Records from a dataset
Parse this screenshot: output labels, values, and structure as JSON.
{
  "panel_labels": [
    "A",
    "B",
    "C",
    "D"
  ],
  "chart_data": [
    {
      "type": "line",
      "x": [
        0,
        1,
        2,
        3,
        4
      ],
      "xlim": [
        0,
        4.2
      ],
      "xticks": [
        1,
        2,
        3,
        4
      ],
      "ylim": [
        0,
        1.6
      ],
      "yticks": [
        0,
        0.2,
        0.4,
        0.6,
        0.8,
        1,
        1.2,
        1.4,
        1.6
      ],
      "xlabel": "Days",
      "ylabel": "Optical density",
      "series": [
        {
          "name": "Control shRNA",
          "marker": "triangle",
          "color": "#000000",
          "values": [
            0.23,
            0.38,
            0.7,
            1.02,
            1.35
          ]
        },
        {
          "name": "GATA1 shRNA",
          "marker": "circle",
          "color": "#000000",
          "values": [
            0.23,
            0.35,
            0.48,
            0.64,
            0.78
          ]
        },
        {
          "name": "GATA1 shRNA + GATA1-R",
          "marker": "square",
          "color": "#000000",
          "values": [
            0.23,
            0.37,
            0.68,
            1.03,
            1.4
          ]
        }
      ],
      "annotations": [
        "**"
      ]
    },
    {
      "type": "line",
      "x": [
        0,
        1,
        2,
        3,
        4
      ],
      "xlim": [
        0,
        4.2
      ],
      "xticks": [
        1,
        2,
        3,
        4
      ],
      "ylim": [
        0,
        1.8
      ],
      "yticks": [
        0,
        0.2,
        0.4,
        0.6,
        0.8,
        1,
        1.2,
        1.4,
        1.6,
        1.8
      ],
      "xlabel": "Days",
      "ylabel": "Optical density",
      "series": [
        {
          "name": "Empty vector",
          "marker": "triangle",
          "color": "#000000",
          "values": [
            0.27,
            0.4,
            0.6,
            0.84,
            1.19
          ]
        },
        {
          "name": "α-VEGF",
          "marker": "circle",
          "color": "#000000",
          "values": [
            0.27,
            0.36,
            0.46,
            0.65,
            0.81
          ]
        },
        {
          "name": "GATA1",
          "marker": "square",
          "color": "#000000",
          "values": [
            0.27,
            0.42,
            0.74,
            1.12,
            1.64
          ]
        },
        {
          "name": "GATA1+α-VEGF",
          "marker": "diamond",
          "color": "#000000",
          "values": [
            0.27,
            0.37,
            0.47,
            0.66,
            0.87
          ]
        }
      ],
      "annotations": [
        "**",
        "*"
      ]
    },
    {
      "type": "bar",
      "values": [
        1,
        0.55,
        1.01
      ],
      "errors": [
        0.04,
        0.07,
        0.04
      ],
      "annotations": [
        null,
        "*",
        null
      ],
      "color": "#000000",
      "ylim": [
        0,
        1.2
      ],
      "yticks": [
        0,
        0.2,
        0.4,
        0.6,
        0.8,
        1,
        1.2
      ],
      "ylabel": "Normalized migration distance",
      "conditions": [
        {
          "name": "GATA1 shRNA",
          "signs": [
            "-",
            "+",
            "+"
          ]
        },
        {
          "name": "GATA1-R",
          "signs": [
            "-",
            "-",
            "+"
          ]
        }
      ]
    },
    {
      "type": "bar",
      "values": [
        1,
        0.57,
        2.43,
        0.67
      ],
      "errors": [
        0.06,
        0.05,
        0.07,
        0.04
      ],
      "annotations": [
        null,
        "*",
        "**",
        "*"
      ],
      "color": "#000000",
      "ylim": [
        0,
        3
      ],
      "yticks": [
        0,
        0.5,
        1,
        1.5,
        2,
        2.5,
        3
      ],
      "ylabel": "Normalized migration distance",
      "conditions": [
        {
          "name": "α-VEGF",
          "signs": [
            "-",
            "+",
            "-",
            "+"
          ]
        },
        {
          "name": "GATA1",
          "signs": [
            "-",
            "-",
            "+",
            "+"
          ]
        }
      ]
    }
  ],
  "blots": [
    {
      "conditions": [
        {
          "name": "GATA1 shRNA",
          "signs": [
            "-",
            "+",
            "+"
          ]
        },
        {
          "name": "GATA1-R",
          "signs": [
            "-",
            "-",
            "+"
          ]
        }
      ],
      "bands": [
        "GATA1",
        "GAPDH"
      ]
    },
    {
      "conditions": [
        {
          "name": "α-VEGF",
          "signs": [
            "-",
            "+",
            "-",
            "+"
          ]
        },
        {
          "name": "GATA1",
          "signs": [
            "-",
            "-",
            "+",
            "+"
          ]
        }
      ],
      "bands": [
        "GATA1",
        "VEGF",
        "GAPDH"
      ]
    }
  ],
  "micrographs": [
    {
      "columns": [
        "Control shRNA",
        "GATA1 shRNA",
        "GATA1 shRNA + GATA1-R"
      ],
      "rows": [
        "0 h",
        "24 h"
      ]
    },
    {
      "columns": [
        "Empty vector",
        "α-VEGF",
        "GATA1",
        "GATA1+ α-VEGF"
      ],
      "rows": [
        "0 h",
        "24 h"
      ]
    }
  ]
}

# What to produce
Write out the records shown above, exactly as they appear.

# Solution to the exercise
Parse this screenshot: output labels, values, and structure as JSON.
{
  "panel_labels": [
    "A",
    "B",
    "C",
    "D"
  ],
  "chart_data": [
    {
      "type": "line",
      "x": [
        0,
        1,
        2,
        3,
        4
      ],
      "xlim": [
        0,
        4.2
      ],
      "xticks": [
        1,
        2,
        3,
        4
      ],
      "ylim": [
        0,
        1.6
      ],
      "yticks": [
        0,
        0.2,
        0.4,
        0.6,
        0.8,
        1,
        1.2,
        1.4,
        1.6
      ],
      "xlabel": "Days",
      "ylabel": "Optical density",
      "series": [
        {
          "name": "Control shRNA",
          "marker": "triangle",
          "color": "#000000",
          "values": [
            0.23,
            0.38,
            0.7,
            1.02,
            1.35
          ]
        },
        {
          "name": "GATA1 shRNA",
          "marker": "circle",
          "color": "#000000",
          "values": [
            0.23,
            0.35,
            0.48,
            0.64,
            0.78
          ]
        },
        {
          "name": "GATA1 shRNA + GATA1-R",
          "marker": "square",
          "color": "#000000",
          "values": [
            0.23,
            0.37,
            0.68,
            1.03,
            1.4
          ]
        }
      ],
      "annotations": [
        "**"
      ]
    },
    {
      "type": "line",
      "x": [
        0,
        1,
        2,
        3,
        4
      ],
      "xlim": [
        0,
        4.2
      ],
      "xticks": [
        1,
        2,
        3,
        4
      ],
      "ylim": [
        0,
        1.8
      ],
      "yticks": [
        0,
        0.2,
        0.4,
        0.6,
        0.8,
        1,
        1.2,
        1.4,
        1.6,
        1.8
      ],
      "xlabel": "Days",
      "ylabel": "Optical density",
      "series": [
        {
          "name": "Empty vector",
          "marker": "triangle",
          "color": "#000000",
          "values": [
            0.27,
            0.4,
            0.6,
            0.84,
            1.19
          ]
        },
        {
          "name": "α-VEGF",
          "marker": "circle",
          "color": "#000000",
          "values": [
            0.27,
            0.36,
            0.46,
            0.65,
            0.81
          ]
        },
        {
          "name": "GATA1",
          "marker": "square",
          "color": "#000000",
          "values": [
            0.27,
            0.42,
            0.74,
            1.12,
            1.64
          ]
        },
        {
          "name": "GATA1+α-VEGF",
          "marker": "diamond",
          "color": "#000000",
          "values": [
            0.27,
            0.37,
            0.47,
            0.66,
            0.87
          ]
        }
      ],
      "annotations": [
        "**",
        "*"
      ]
    },
    {
      "type": "bar",
      "values": [
        1,
        0.55,
        1.01
      ],
      "errors": [
        0.04,
        0.07,
        0.04
      ],
      "annotations": [
        null,
        "*",
        null
      ],
      "color": "#000000",
      "ylim": [
        0,
        1.2
      ],
      "yticks": [
        0,
        0.2,
        0.4,
        0.6,
        0.8,
        1,
        1.2
      ],
      "ylabel": "Normalized migration distance",
      "conditions": [
        {
          "name": "GATA1 shRNA",
          "signs": [
            "-",
            "+",
            "+"
          ]
        },
        {
          "name": "GATA1-R",
          "signs": [
            "-",
            "-",
            "+"
          ]
        }
      ]
    },
    {
      "type": "bar",
      "values": [
        1,
        0.57,
        2.43,
        0.67
      ],
      "errors": [
        0.06,
        0.05,
        0.07,
        0.04
      ],
      "annotations": [
        null,
        "*",
        "**",
        "*"
      ],
      "color": "#000000",
      "ylim": [
        0,
        3
      ],
      "yticks": [
        0,
        0.5,
        1,
        1.5,
        2,
        2.5,
        3
      ],
      "ylabel": "Normalized migration distance",
      "conditions": [
        {
          "name": "α-VEGF",
          "signs": [
            "-",
            "+",
            "-",
            "+"
          ]
        },
        {
          "name": "GATA1",
          "signs": [
            "-",
            "-",
            "+",
            "+"
          ]
        }
      ]
    }
  ],
  "blots": [
    {
      "conditions": [
        {
          "name": "GATA1 shRNA",
          "signs": [
            "-",
            "+",
            "+"
          ]
        },
        {
          "name": "GATA1-R",
          "signs": [
            "-",
            "-",
            "+"
          ]
        }
      ],
      "bands": [
        "GATA1",
        "GAPDH"
      ]
    },
    {
      "conditions": [
        {
          "name": "α-VEGF",
          "signs": [
            "-",
            "+",
            "-",
            "+"
          ]
        },
        {
          "name": "GATA1",
          "signs": [
            "-",
            "-",
            "+",
            "+"
          ]
        }
      ],
      "bands": [
        "GATA1",
        "VEGF",
        "GAPDH"
      ]
    }
  ],
  "micrographs": [
    {
      "columns": [
        "Control shRNA",
        "GATA1 shRNA",
        "GATA1 shRNA + GATA1-R"
      ],
      "rows": [
        "0 h",
        "24 h"
      ]
    },
    {
      "columns": [
        "Empty vector",
        "α-VEGF",
        "GATA1",
        "GATA1+ α-VEGF"
      ],
      "rows": [
        "0 h",
        "24 h"
      ]
    }
  ]
}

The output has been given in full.